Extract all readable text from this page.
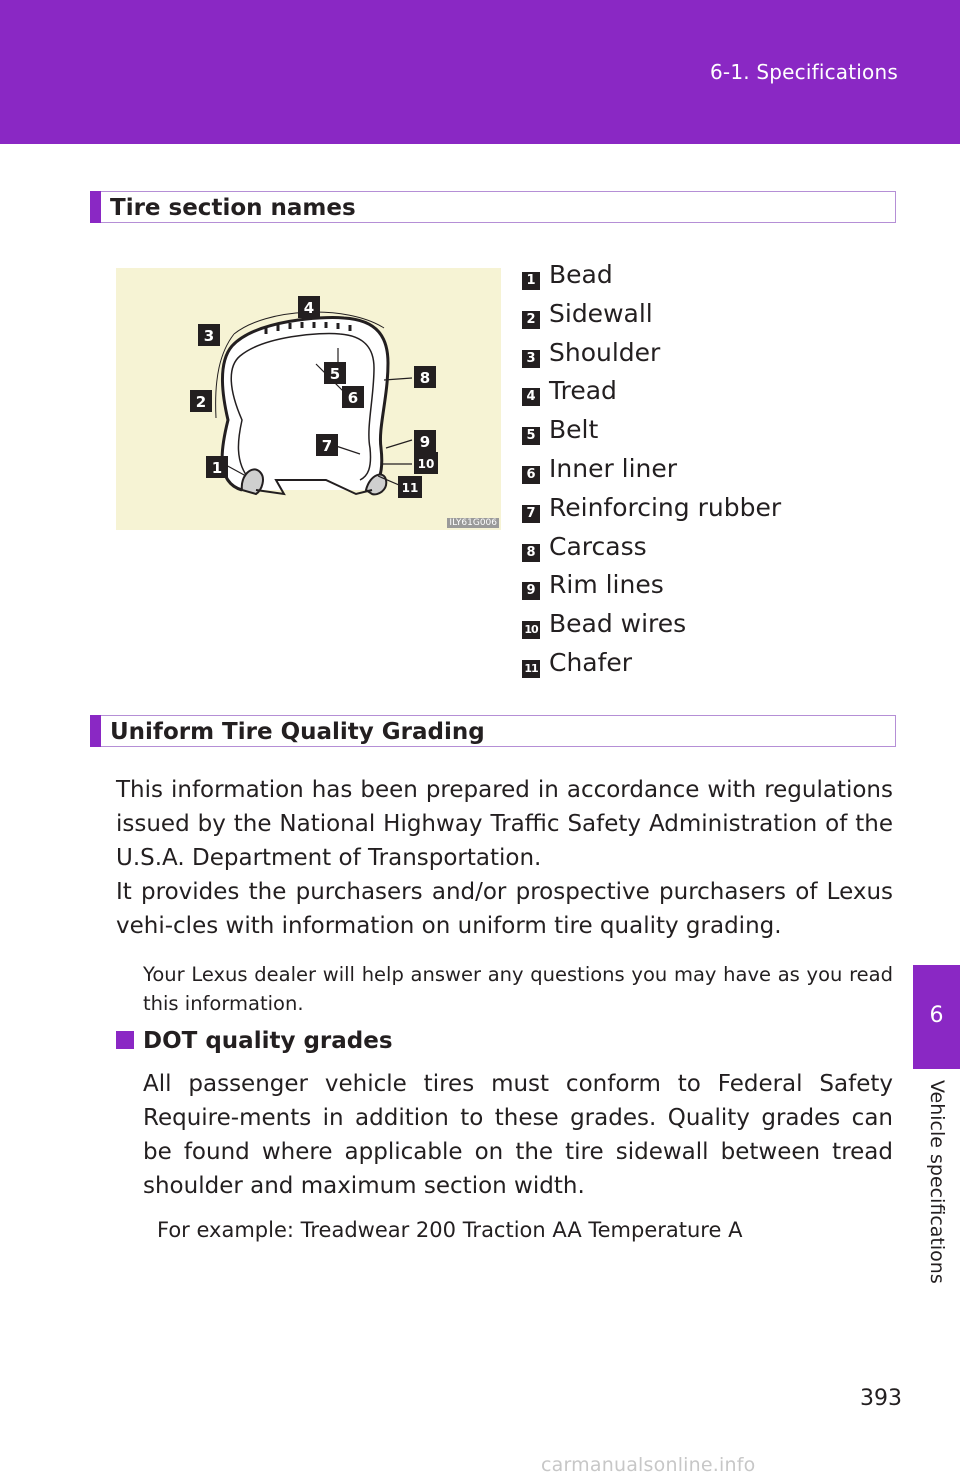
6-1. Specifications
6
Vehicle specifications
Tire section names
1
2
3
4
5
6
7
8
9
10
11
ILY61G006
1 Bead
2 Sidewall
3 Shoulder
4 Tread
5 Belt
6 Inner liner
7 Reinforcing rubber
8 Carcass
9 Rim lines
10 Bead wires
11 Chafer
Uniform Tire Quality Grading
This information has been prepared in accordance with regulations issued by the National Highway Traffic Safety Administration of the U.S.A. Department of Transportation.
It provides the purchasers and/or prospective purchasers of Lexus vehi-cles with information on uniform tire quality grading.
Your Lexus dealer will help answer any questions you may have as you read this information.
DOT quality grades
All passenger vehicle tires must conform to Federal Safety Require-ments in addition to these grades. Quality grades can be found where applicable on the tire sidewall between tread shoulder and maximum section width.
For example: Treadwear 200 Traction AA Temperature A
393
carmanualsonline.info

▶ EXERCISE BRIEF
Using the data above, write out every line exactly, leaving the images behind.

▶ THE COMPLETED TASK
Extract all readable text from this page.
6-1. Specifications
6
Vehicle specifications
Tire section names
1
2
3
4
5
6
7
8
9
10
11
ILY61G006
1 Bead
2 Sidewall
3 Shoulder
4 Tread
5 Belt
6 Inner liner
7 Reinforcing rubber
8 Carcass
9 Rim lines
10 Bead wires
11 Chafer
Uniform Tire Quality Grading
This information has been prepared in accordance with regulations issued by the National Highway Traffic Safety Administration of the U.S.A. Department of Transportation.
It provides the purchasers and/or prospective purchasers of Lexus vehi-cles with information on uniform tire quality grading.
Your Lexus dealer will help answer any questions you may have as you read this information.
DOT quality grades
All passenger vehicle tires must conform to Federal Safety Require-ments in addition to these grades. Quality grades can be found where applicable on the tire sidewall between tread shoulder and maximum section width.
For example: Treadwear 200 Traction AA Temperature A
393
carmanualsonline.info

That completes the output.